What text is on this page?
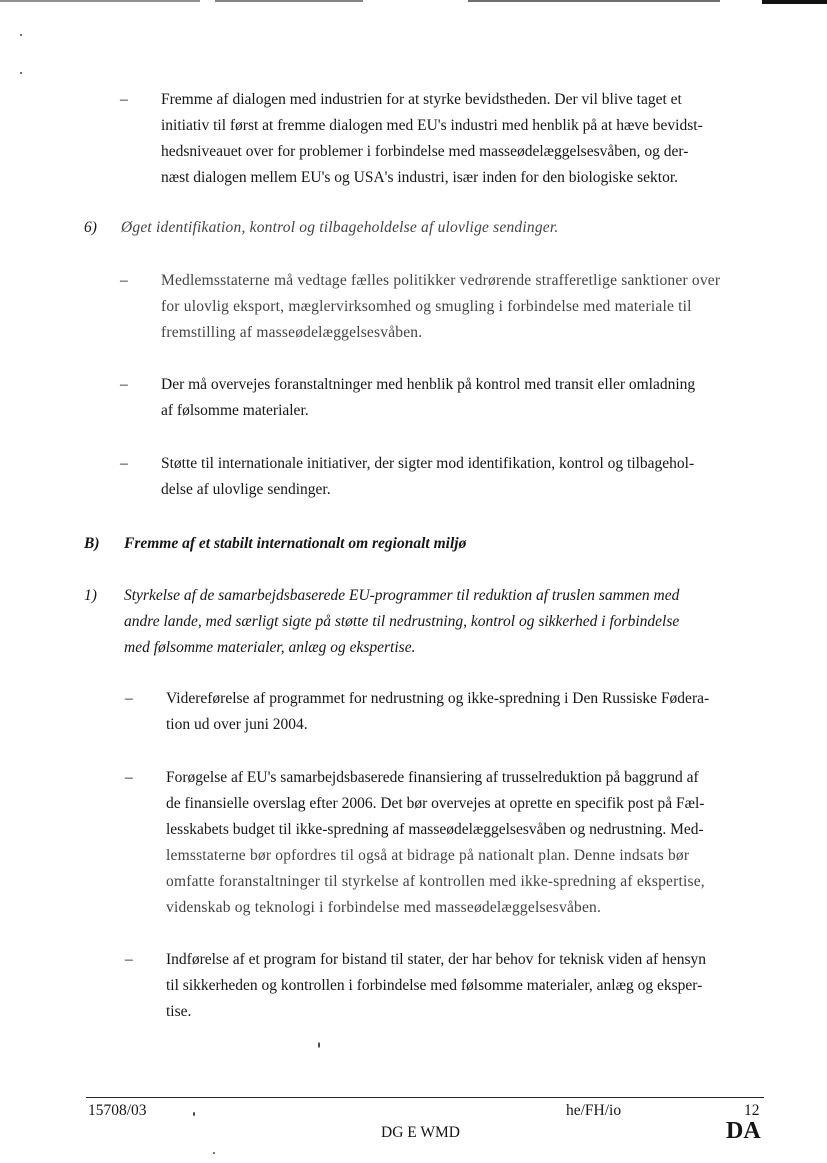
– Fremme af dialogen med industrien for at styrke bevidstheden. Der vil blive taget et
initiativ til først at fremme dialogen med EU's industri med henblik på at hæve bevidst-
hedsniveauet over for problemer i forbindelse med masseødelæggelsesvåben, og der-
næst dialogen mellem EU's og USA's industri, især inden for den biologiske sektor.
6) Øget identifikation, kontrol og tilbageholdelse af ulovlige sendinger.
– Medlemsstaterne må vedtage fælles politikker vedrørende strafferetlige sanktioner over
for ulovlig eksport, mæglervirksomhed og smugling i forbindelse med materiale til
fremstilling af masseødelæggelsesvåben.
– Der må overvejes foranstaltninger med henblik på kontrol med transit eller omladning
af følsomme materialer.
– Støtte til internationale initiativer, der sigter mod identifikation, kontrol og tilbagehol-
delse af ulovlige sendinger.
B) Fremme af et stabilt internationalt om regionalt miljø
1) Styrkelse af de samarbejdsbaserede EU-programmer til reduktion af truslen sammen med
andre lande, med særligt sigte på støtte til nedrustning, kontrol og sikkerhed i forbindelse
med følsomme materialer, anlæg og ekspertise.
– Videreførelse af programmet for nedrustning og ikke-spredning i Den Russiske Føderа-
tion ud over juni 2004.
– Forøgelse af EU's samarbejdsbaserede finansiering af trusselreduktion på baggrund af
de finansielle overslag efter 2006. Det bør overvejes at oprette en specifik post på Fæl-
lesskabets budget til ikke-spredning af masseødelæggelsesvåben og nedrustning. Med-
lemsstaterne bør opfordres til også at bidrage på nationalt plan. Denne indsats bør
omfatte foranstaltninger til styrkelse af kontrollen med ikke-spredning af ekspertise,
videnskab og teknologi i forbindelse med masseødelæggelsesvåben.
– Indførelse af et program for bistand til stater, der har behov for teknisk viden af hensyn
til sikkerheden og kontrollen i forbindelse med følsomme materialer, anlæg og eksper-
tise.
15708/03	he/FH/io	12
DG E WMD	DA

━━━━━━

STATED PROBLEM: Replicate the material above verbatim; images stay out of the copy.

FINAL ANSWER:
What text is on this page?
– Fremme af dialogen med industrien for at styrke bevidstheden. Der vil blive taget et
initiativ til først at fremme dialogen med EU's industri med henblik på at hæve bevidst-
hedsniveauet over for problemer i forbindelse med masseødelæggelsesvåben, og der-
næst dialogen mellem EU's og USA's industri, især inden for den biologiske sektor.
6) Øget identifikation, kontrol og tilbageholdelse af ulovlige sendinger.
– Medlemsstaterne må vedtage fælles politikker vedrørende strafferetlige sanktioner over
for ulovlig eksport, mæglervirksomhed og smugling i forbindelse med materiale til
fremstilling af masseødelæggelsesvåben.
– Der må overvejes foranstaltninger med henblik på kontrol med transit eller omladning
af følsomme materialer.
– Støtte til internationale initiativer, der sigter mod identifikation, kontrol og tilbagehol-
delse af ulovlige sendinger.
B) Fremme af et stabilt internationalt om regionalt miljø
1) Styrkelse af de samarbejdsbaserede EU-programmer til reduktion af truslen sammen med
andre lande, med særligt sigte på støtte til nedrustning, kontrol og sikkerhed i forbindelse
med følsomme materialer, anlæg og ekspertise.
– Videreførelse af programmet for nedrustning og ikke-spredning i Den Russiske Føderа-
tion ud over juni 2004.
– Forøgelse af EU's samarbejdsbaserede finansiering af trusselreduktion på baggrund af
de finansielle overslag efter 2006. Det bør overvejes at oprette en specifik post på Fæl-
lesskabets budget til ikke-spredning af masseødelæggelsesvåben og nedrustning. Med-
lemsstaterne bør opfordres til også at bidrage på nationalt plan. Denne indsats bør
omfatte foranstaltninger til styrkelse af kontrollen med ikke-spredning af ekspertise,
videnskab og teknologi i forbindelse med masseødelæggelsesvåben.
– Indførelse af et program for bistand til stater, der har behov for teknisk viden af hensyn
til sikkerheden og kontrollen i forbindelse med følsomme materialer, anlæg og eksper-
tise.
15708/03	he/FH/io	12
DG E WMD	DA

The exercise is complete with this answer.